▶ [TASK] Reproduce each of the lines below verbatim, in order, and leave out the pictures.

▶ [SOURCE MATERIAL]
•••••

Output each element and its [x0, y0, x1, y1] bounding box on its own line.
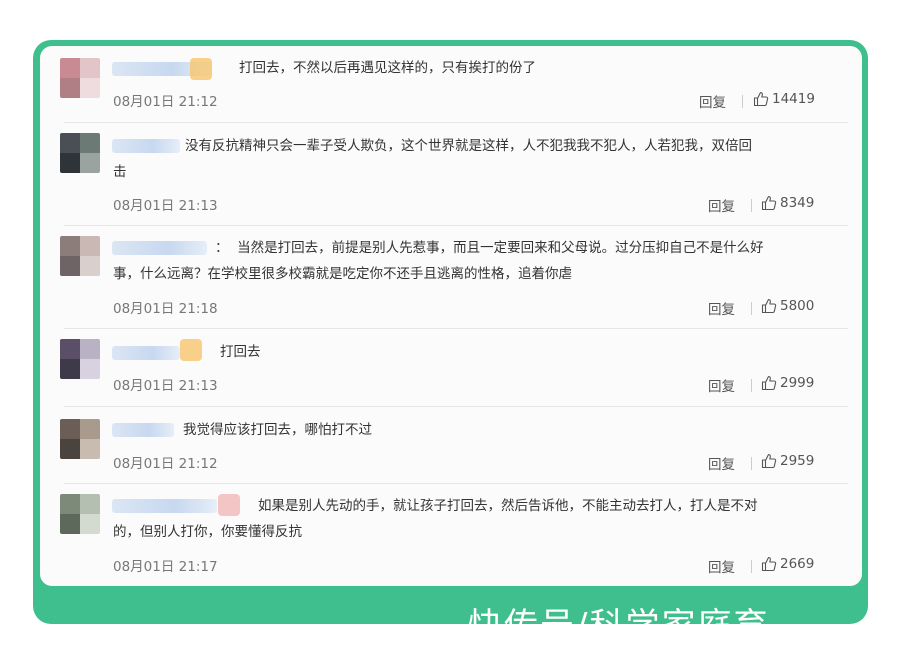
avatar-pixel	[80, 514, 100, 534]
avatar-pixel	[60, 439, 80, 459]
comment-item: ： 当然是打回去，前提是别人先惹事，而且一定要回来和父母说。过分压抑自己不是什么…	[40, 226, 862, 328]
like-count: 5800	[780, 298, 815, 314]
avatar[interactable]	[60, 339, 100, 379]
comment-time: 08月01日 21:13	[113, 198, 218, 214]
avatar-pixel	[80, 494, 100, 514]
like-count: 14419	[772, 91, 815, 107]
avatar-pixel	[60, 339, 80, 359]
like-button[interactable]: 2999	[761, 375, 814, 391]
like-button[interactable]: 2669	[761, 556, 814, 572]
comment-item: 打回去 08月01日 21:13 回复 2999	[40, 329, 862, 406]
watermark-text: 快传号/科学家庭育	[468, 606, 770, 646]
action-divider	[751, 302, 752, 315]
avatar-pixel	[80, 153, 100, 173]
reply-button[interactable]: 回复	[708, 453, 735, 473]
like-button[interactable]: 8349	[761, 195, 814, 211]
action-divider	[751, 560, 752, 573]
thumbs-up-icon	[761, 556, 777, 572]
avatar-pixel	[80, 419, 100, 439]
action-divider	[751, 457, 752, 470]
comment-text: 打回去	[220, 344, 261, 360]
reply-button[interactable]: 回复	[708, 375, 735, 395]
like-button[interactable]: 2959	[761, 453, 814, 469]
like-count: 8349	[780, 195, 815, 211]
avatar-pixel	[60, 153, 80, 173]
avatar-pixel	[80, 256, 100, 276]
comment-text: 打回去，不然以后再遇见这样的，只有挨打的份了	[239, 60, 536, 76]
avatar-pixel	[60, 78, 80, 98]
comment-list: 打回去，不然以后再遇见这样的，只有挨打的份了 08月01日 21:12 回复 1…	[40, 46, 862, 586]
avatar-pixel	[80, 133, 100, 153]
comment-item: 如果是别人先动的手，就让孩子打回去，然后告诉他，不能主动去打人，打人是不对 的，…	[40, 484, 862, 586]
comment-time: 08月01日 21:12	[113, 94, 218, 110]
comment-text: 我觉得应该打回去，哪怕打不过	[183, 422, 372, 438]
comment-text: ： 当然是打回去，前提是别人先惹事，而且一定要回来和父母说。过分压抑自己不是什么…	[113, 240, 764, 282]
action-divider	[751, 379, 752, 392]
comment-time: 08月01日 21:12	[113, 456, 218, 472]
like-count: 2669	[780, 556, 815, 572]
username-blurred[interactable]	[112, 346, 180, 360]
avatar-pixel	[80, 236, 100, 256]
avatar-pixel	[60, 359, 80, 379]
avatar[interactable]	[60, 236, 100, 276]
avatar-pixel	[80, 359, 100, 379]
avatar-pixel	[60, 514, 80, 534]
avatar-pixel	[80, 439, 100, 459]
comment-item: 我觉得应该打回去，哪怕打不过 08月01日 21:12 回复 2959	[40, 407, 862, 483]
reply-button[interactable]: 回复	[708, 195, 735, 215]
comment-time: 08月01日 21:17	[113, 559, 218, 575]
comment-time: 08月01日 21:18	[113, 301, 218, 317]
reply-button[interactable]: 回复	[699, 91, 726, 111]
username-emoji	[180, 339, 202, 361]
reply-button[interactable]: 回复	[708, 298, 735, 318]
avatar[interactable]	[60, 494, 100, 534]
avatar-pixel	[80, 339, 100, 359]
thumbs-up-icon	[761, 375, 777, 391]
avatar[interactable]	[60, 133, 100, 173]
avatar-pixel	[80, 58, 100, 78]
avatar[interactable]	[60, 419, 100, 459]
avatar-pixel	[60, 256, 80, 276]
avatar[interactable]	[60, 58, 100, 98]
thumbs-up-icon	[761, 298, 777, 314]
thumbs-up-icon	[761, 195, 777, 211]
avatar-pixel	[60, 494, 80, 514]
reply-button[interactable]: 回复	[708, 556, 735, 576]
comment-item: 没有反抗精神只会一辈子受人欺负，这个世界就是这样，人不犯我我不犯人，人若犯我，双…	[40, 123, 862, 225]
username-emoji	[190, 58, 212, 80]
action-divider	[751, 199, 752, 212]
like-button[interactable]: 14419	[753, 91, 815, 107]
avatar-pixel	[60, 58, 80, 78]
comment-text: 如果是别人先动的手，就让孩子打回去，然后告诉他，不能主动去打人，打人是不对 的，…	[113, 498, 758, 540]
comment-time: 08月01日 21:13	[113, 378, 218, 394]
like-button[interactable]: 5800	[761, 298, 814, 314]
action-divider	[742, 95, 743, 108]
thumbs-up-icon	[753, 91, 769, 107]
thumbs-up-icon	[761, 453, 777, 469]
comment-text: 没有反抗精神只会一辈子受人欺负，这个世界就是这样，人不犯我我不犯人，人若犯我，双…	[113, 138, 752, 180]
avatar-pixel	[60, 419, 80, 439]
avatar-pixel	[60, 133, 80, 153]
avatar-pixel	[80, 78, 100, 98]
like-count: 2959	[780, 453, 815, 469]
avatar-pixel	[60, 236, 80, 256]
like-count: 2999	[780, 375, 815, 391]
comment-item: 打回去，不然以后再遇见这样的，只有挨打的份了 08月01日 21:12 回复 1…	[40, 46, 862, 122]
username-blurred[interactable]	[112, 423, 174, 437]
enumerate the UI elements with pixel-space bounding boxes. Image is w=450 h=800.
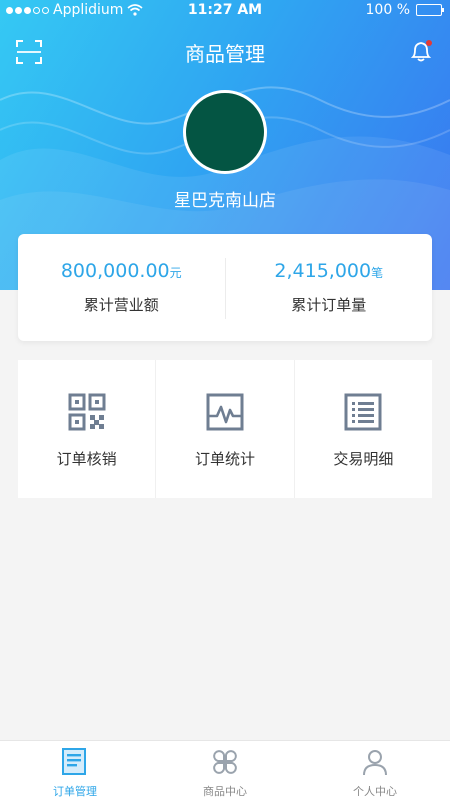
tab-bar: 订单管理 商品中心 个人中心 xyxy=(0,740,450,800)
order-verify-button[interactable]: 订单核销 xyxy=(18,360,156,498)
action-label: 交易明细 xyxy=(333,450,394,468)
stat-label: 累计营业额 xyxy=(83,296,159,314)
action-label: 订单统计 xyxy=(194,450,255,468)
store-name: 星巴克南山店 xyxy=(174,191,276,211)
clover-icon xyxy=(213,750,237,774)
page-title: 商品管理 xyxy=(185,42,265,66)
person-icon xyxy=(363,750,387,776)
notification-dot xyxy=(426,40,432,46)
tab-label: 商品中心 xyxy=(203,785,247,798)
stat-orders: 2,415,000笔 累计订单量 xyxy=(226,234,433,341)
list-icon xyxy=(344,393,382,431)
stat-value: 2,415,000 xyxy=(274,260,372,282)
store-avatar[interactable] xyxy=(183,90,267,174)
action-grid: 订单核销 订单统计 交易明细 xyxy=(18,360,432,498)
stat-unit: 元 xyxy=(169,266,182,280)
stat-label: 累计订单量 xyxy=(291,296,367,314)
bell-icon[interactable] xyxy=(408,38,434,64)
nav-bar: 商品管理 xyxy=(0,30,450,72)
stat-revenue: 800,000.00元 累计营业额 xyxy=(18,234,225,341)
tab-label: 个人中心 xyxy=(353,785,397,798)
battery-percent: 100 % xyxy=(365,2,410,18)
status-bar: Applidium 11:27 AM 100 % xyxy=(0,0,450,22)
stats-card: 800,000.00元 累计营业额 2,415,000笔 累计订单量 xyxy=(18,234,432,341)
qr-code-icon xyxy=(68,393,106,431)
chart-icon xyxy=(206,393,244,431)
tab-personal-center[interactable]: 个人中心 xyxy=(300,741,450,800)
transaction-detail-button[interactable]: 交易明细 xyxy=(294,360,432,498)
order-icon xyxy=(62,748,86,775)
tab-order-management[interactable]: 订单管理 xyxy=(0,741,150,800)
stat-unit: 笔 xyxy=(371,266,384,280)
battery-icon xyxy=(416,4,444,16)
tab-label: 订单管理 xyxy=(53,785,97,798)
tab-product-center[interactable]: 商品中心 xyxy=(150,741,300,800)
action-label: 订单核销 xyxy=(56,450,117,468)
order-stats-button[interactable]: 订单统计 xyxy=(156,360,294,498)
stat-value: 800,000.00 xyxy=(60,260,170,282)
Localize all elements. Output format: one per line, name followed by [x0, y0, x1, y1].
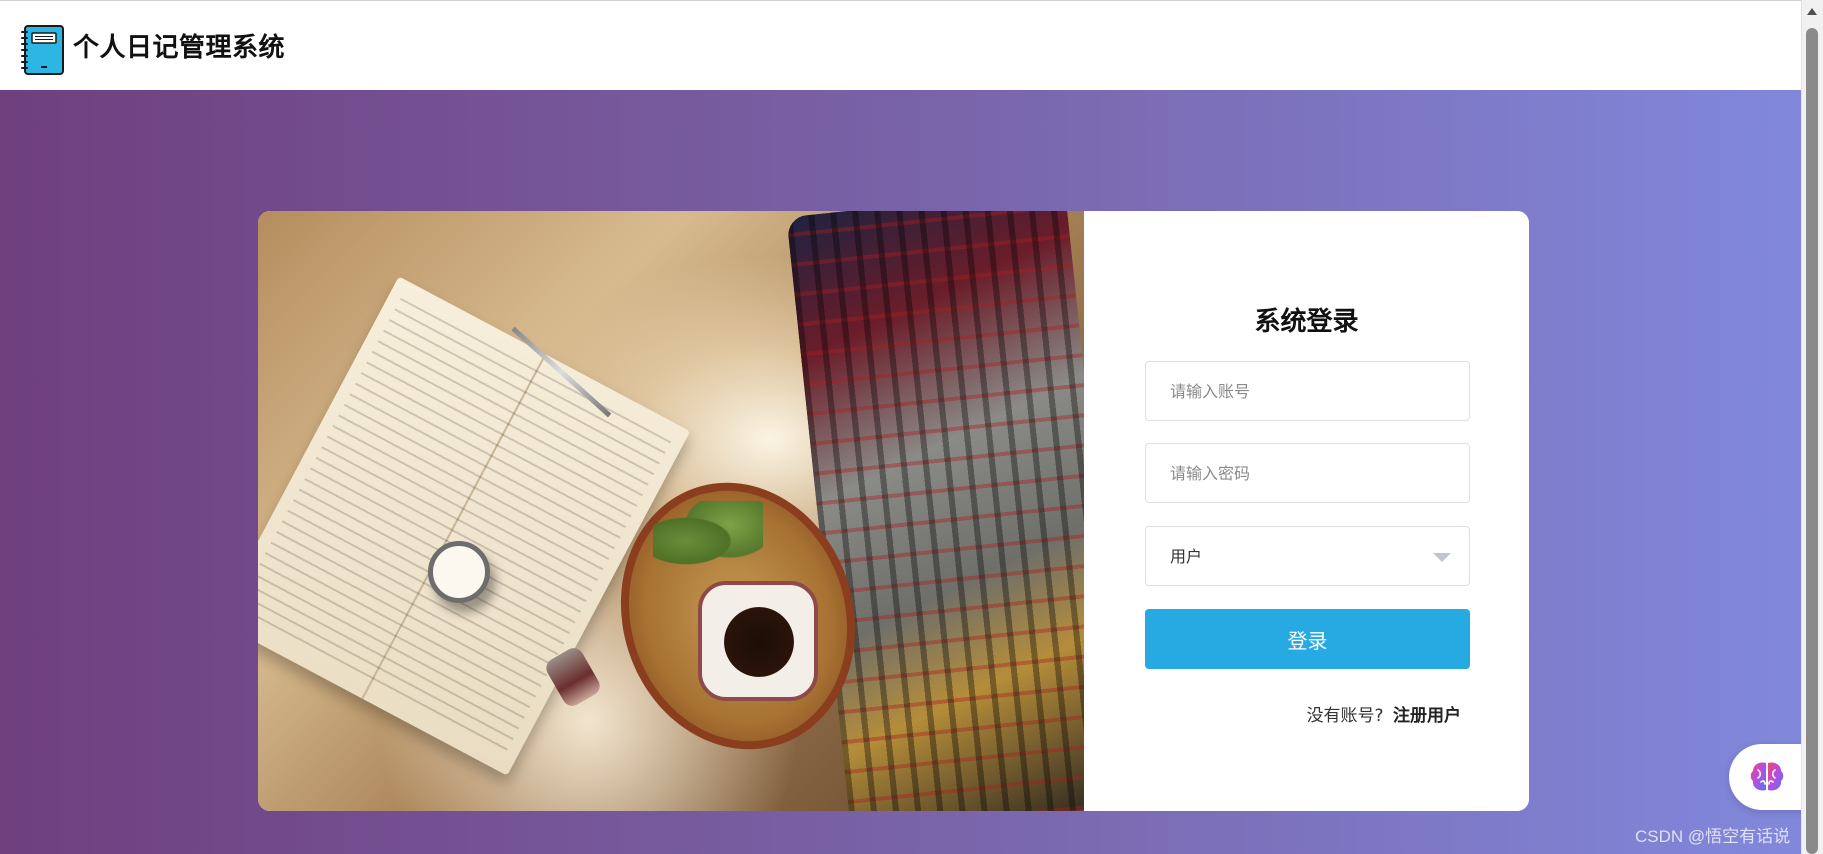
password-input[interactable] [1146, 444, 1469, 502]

•••••

▶ [SOLUTION FOR THIS TASK]
Output each element and its [x0, y0, x1, y1] bounding box on its own line.
avatar-pixel	[80, 514, 100, 534]
avatar-pixel	[60, 439, 80, 459]
comment-item: ： 当然是打回去，前提是别人先惹事，而且一定要回来和父母说。过分压抑自己不是什么…	[40, 226, 862, 328]
like-count: 5800	[780, 298, 815, 314]
avatar[interactable]	[60, 339, 100, 379]
comment-time: 08月01日 21:13	[113, 198, 218, 214]
avatar-pixel	[80, 494, 100, 514]
like-count: 14419	[772, 91, 815, 107]
avatar-pixel	[60, 339, 80, 359]
like-button[interactable]: 2999	[761, 375, 814, 391]
like-button[interactable]: 2669	[761, 556, 814, 572]
comment-item: 打回去 08月01日 21:13 回复 2999	[40, 329, 862, 406]
watermark-text: 快传号/科学家庭育	[468, 606, 770, 646]
action-divider	[751, 302, 752, 315]
avatar-pixel	[80, 153, 100, 173]
reply-button[interactable]: 回复	[708, 453, 735, 473]
like-button[interactable]: 8349	[761, 195, 814, 211]
action-divider	[751, 560, 752, 573]
thumbs-up-icon	[761, 556, 777, 572]
avatar-pixel	[80, 419, 100, 439]
action-divider	[751, 457, 752, 470]
comment-text: 打回去	[220, 344, 261, 360]
reply-button[interactable]: 回复	[708, 375, 735, 395]
like-button[interactable]: 2959	[761, 453, 814, 469]
like-count: 8349	[780, 195, 815, 211]
avatar-pixel	[60, 153, 80, 173]
avatar-pixel	[80, 256, 100, 276]
comment-text: 打回去，不然以后再遇见这样的，只有挨打的份了	[239, 60, 536, 76]
avatar-pixel	[60, 78, 80, 98]
comment-list: 打回去，不然以后再遇见这样的，只有挨打的份了 08月01日 21:12 回复 1…	[40, 46, 862, 586]
avatar-pixel	[80, 133, 100, 153]
comment-item: 如果是别人先动的手，就让孩子打回去，然后告诉他，不能主动去打人，打人是不对 的，…	[40, 484, 862, 586]
comment-time: 08月01日 21:12	[113, 94, 218, 110]
comment-text: 我觉得应该打回去，哪怕打不过	[183, 422, 372, 438]
comment-text: ： 当然是打回去，前提是别人先惹事，而且一定要回来和父母说。过分压抑自己不是什么…	[113, 240, 764, 282]
action-divider	[751, 379, 752, 392]
comment-time: 08月01日 21:12	[113, 456, 218, 472]
like-count: 2669	[780, 556, 815, 572]
username-blurred[interactable]	[112, 346, 180, 360]
avatar-pixel	[80, 236, 100, 256]
avatar-pixel	[60, 359, 80, 379]
avatar[interactable]	[60, 236, 100, 276]
avatar-pixel	[80, 359, 100, 379]
avatar-pixel	[60, 514, 80, 534]
avatar-pixel	[80, 439, 100, 459]
comment-item: 我觉得应该打回去，哪怕打不过 08月01日 21:12 回复 2959	[40, 407, 862, 483]
reply-button[interactable]: 回复	[708, 195, 735, 215]
comment-time: 08月01日 21:17	[113, 559, 218, 575]
comment-time: 08月01日 21:18	[113, 301, 218, 317]
reply-button[interactable]: 回复	[699, 91, 726, 111]
username-emoji	[180, 339, 202, 361]
reply-button[interactable]: 回复	[708, 298, 735, 318]
avatar[interactable]	[60, 494, 100, 534]
avatar-pixel	[80, 339, 100, 359]
thumbs-up-icon	[761, 375, 777, 391]
avatar[interactable]	[60, 133, 100, 173]
avatar-pixel	[80, 58, 100, 78]
avatar[interactable]	[60, 419, 100, 459]
avatar-pixel	[60, 256, 80, 276]
avatar[interactable]	[60, 58, 100, 98]
thumbs-up-icon	[761, 298, 777, 314]
thumbs-up-icon	[761, 195, 777, 211]
avatar-pixel	[60, 494, 80, 514]
reply-button[interactable]: 回复	[708, 556, 735, 576]
comment-item: 没有反抗精神只会一辈子受人欺负，这个世界就是这样，人不犯我我不犯人，人若犯我，双…	[40, 123, 862, 225]
username-emoji	[190, 58, 212, 80]
action-divider	[751, 199, 752, 212]
like-button[interactable]: 14419	[753, 91, 815, 107]
avatar-pixel	[60, 58, 80, 78]
comment-text: 如果是别人先动的手，就让孩子打回去，然后告诉他，不能主动去打人，打人是不对 的，…	[113, 498, 758, 540]
comment-time: 08月01日 21:13	[113, 378, 218, 394]
like-button[interactable]: 5800	[761, 298, 814, 314]
action-divider	[742, 95, 743, 108]
thumbs-up-icon	[753, 91, 769, 107]
thumbs-up-icon	[761, 453, 777, 469]
comment-text: 没有反抗精神只会一辈子受人欺负，这个世界就是这样，人不犯我我不犯人，人若犯我，双…	[113, 138, 752, 180]
avatar-pixel	[60, 419, 80, 439]
avatar-pixel	[60, 133, 80, 153]
avatar-pixel	[80, 78, 100, 98]
like-count: 2959	[780, 453, 815, 469]
avatar-pixel	[60, 236, 80, 256]
like-count: 2999	[780, 375, 815, 391]
comment-item: 打回去，不然以后再遇见这样的，只有挨打的份了 08月01日 21:12 回复 1…	[40, 46, 862, 122]
username-blurred[interactable]	[112, 423, 174, 437]
enumerate the UI elements with pixel-space bounding boxes. Image is w=450 h=800.
tab-bar: 订单管理 商品中心 个人中心 xyxy=(0,740,450,800)
order-verify-button[interactable]: 订单核销 xyxy=(18,360,156,498)
action-label: 交易明细 xyxy=(333,450,394,468)
stat-label: 累计营业额 xyxy=(83,296,159,314)
action-label: 订单统计 xyxy=(194,450,255,468)
store-name: 星巴克南山店 xyxy=(174,191,276,211)
clover-icon xyxy=(213,750,237,774)
page-title: 商品管理 xyxy=(185,42,265,66)
person-icon xyxy=(363,750,387,776)
notification-dot xyxy=(426,40,432,46)
tab-label: 商品中心 xyxy=(203,785,247,798)
stat-orders: 2,415,000笔 累计订单量 xyxy=(226,234,433,341)
list-icon xyxy=(344,393,382,431)
stat-value: 2,415,000 xyxy=(274,260,372,282)
store-avatar[interactable] xyxy=(183,90,267,174)
action-grid: 订单核销 订单统计 交易明细 xyxy=(18,360,432,498)
stat-unit: 元 xyxy=(169,266,182,280)
stat-label: 累计订单量 xyxy=(291,296,367,314)
bell-icon[interactable] xyxy=(408,38,434,64)
nav-bar: 商品管理 xyxy=(0,30,450,72)
stat-revenue: 800,000.00元 累计营业额 xyxy=(18,234,225,341)
tab-label: 个人中心 xyxy=(353,785,397,798)
battery-percent: 100 % xyxy=(365,2,410,18)
status-bar: Applidium 11:27 AM 100 % xyxy=(0,0,450,22)
stats-card: 800,000.00元 累计营业额 2,415,000笔 累计订单量 xyxy=(18,234,432,341)
qr-code-icon xyxy=(68,393,106,431)
chart-icon xyxy=(206,393,244,431)
tab-personal-center[interactable]: 个人中心 xyxy=(300,741,450,800)
transaction-detail-button[interactable]: 交易明细 xyxy=(294,360,432,498)
order-icon xyxy=(62,748,86,775)
tab-order-management[interactable]: 订单管理 xyxy=(0,741,150,800)
stat-unit: 笔 xyxy=(371,266,384,280)
battery-icon xyxy=(416,4,444,16)
tab-label: 订单管理 xyxy=(53,785,97,798)
tab-product-center[interactable]: 商品中心 xyxy=(150,741,300,800)
action-label: 订单核销 xyxy=(56,450,117,468)
order-stats-button[interactable]: 订单统计 xyxy=(156,360,294,498)
stat-value: 800,000.00 xyxy=(60,260,170,282)
Localize all elements. Output format: one per line, name followed by [x0, y0, x1, y1].
password-input[interactable] [1146, 444, 1469, 502]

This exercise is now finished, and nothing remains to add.